(Dataset items)
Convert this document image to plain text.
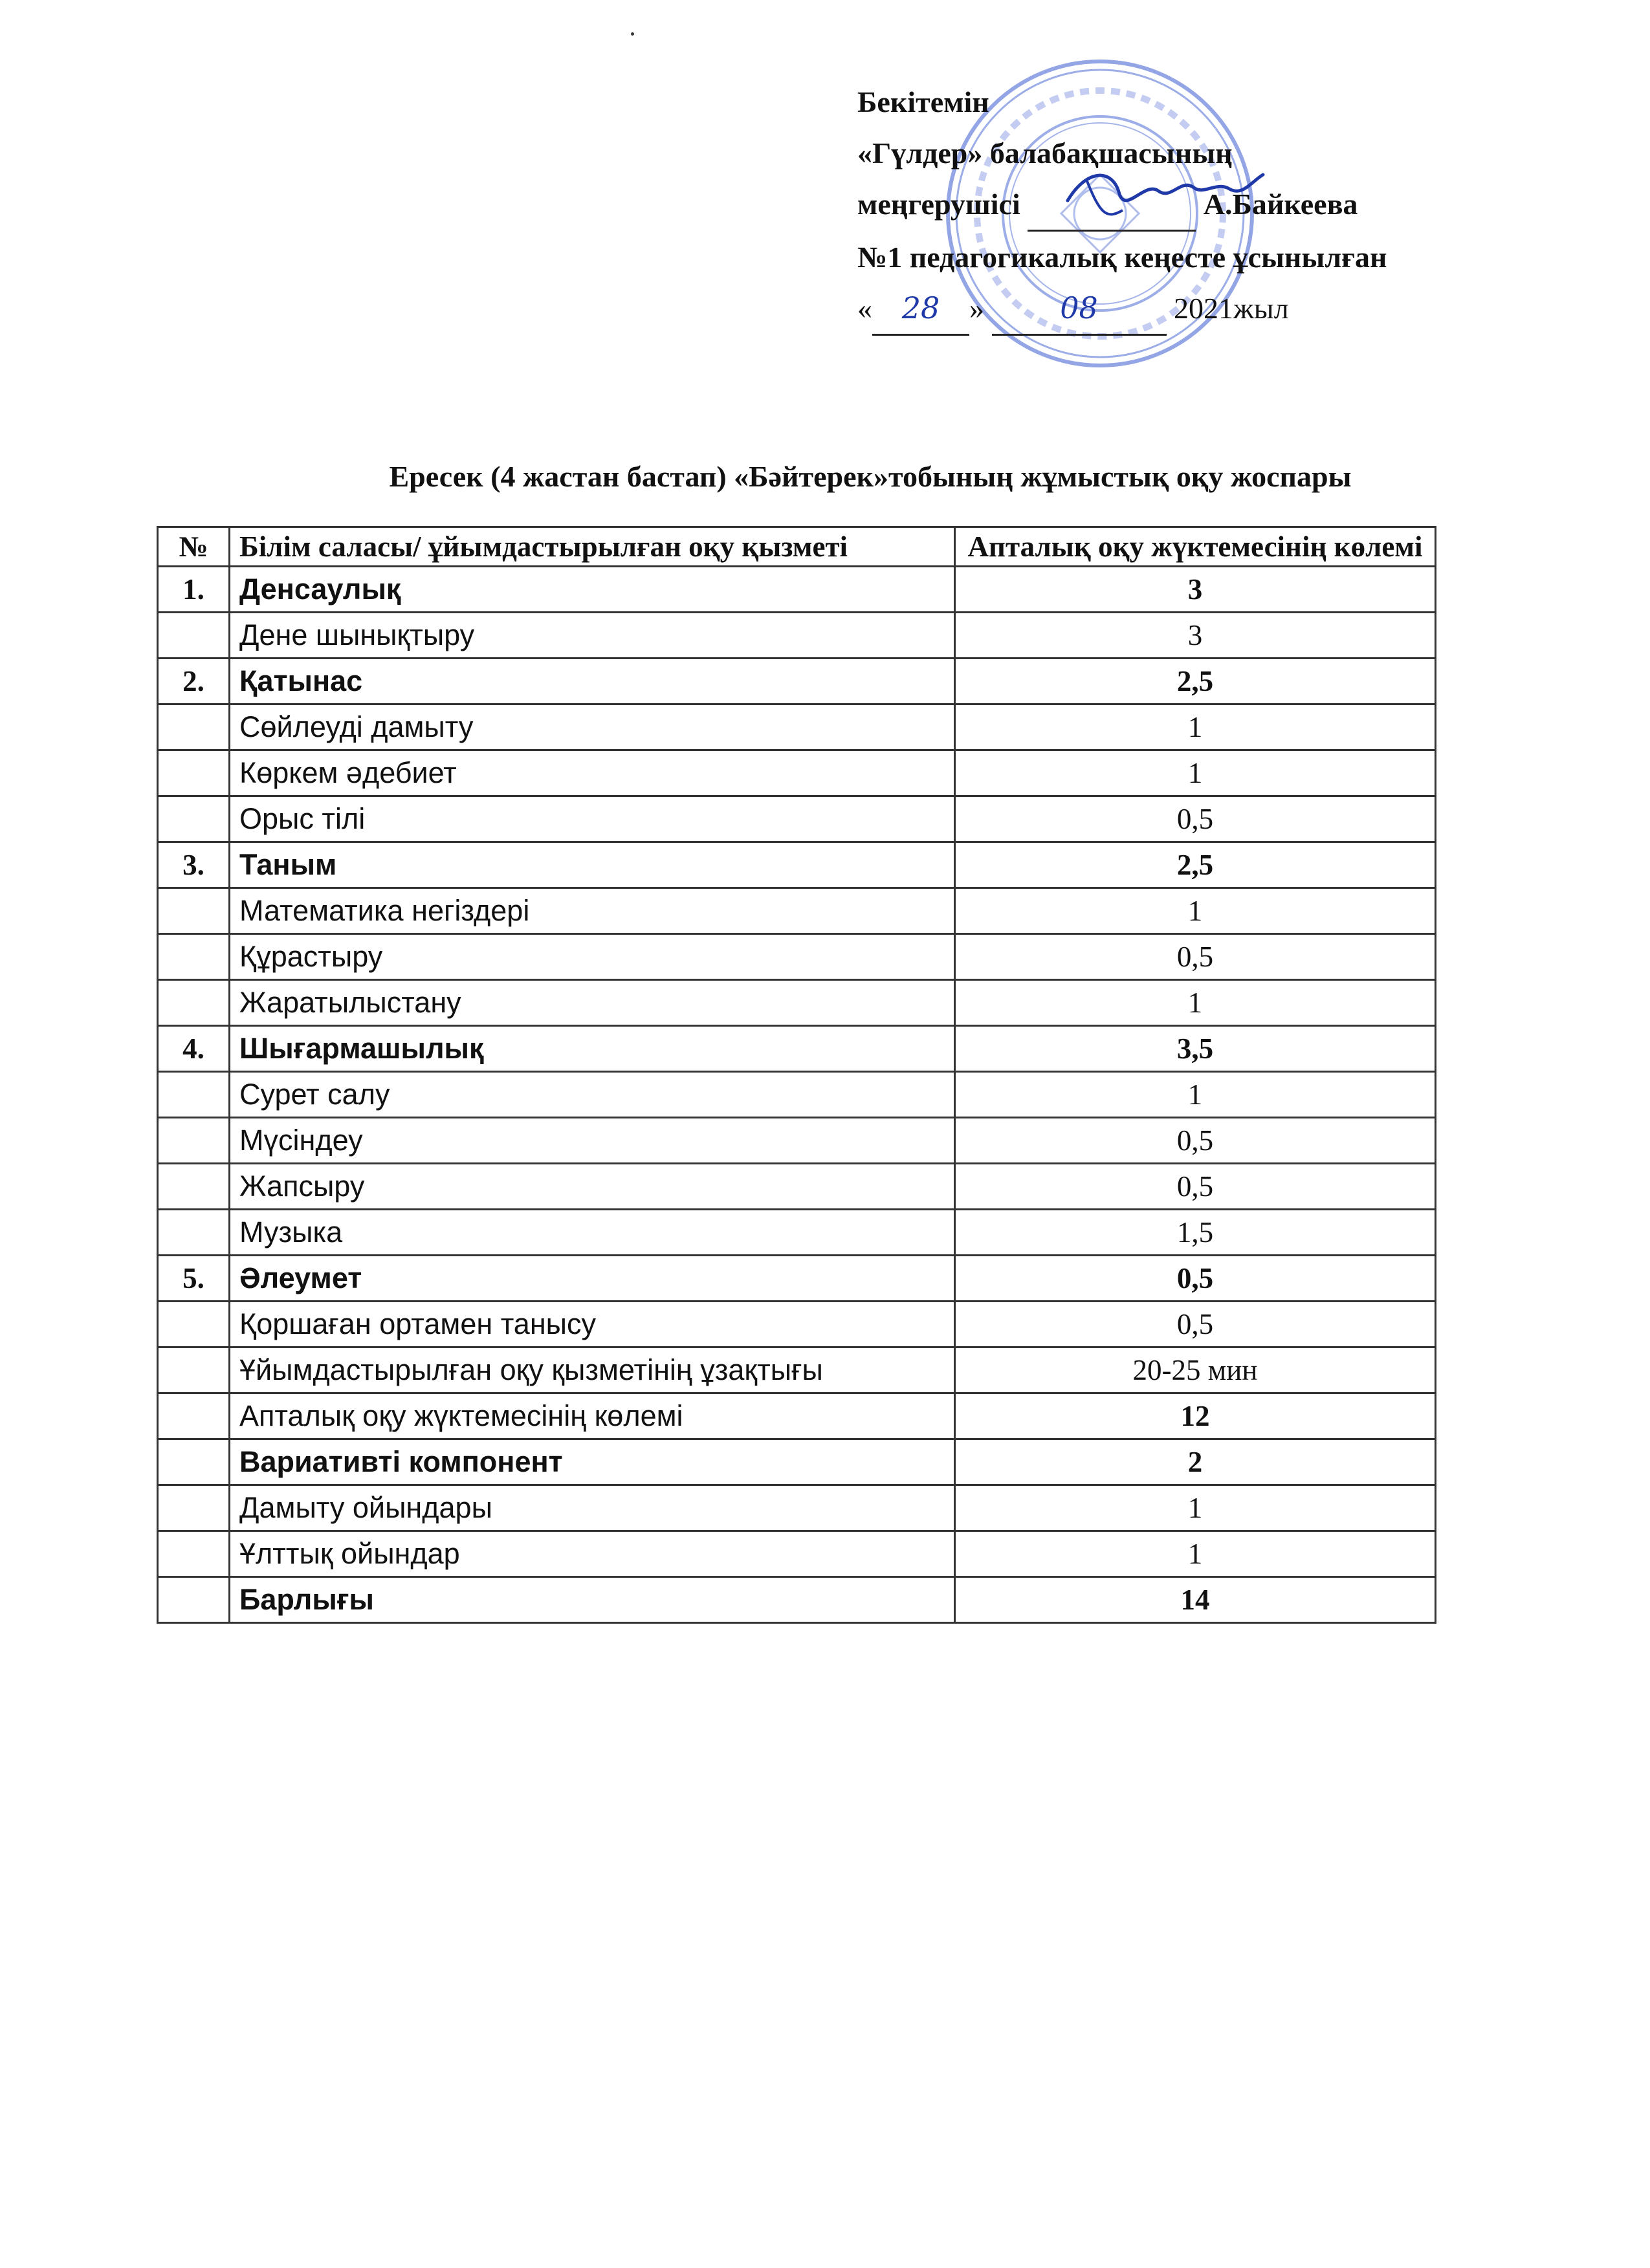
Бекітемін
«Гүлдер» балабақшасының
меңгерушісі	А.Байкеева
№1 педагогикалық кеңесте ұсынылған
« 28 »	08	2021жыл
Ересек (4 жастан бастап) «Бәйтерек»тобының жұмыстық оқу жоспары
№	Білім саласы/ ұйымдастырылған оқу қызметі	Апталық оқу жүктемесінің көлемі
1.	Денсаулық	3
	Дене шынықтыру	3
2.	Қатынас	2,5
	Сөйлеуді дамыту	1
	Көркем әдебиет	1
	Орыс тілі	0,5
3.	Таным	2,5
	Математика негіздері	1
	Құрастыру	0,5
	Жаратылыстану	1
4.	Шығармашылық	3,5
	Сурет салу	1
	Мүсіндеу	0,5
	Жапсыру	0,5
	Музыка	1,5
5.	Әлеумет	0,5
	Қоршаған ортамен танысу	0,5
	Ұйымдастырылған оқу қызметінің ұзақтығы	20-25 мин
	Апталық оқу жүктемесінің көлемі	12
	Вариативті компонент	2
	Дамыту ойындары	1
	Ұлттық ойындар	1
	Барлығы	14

- **THE EXERCISE**
Scan the data above and copy every line with "жүктемесінің" in it.

- **TASK ANSWER**
№	Білім саласы/ ұйымдастырылған оқу қызметі	Апталық оқу жүктемесінің көлемі
	Апталық оқу жүктемесінің көлемі	12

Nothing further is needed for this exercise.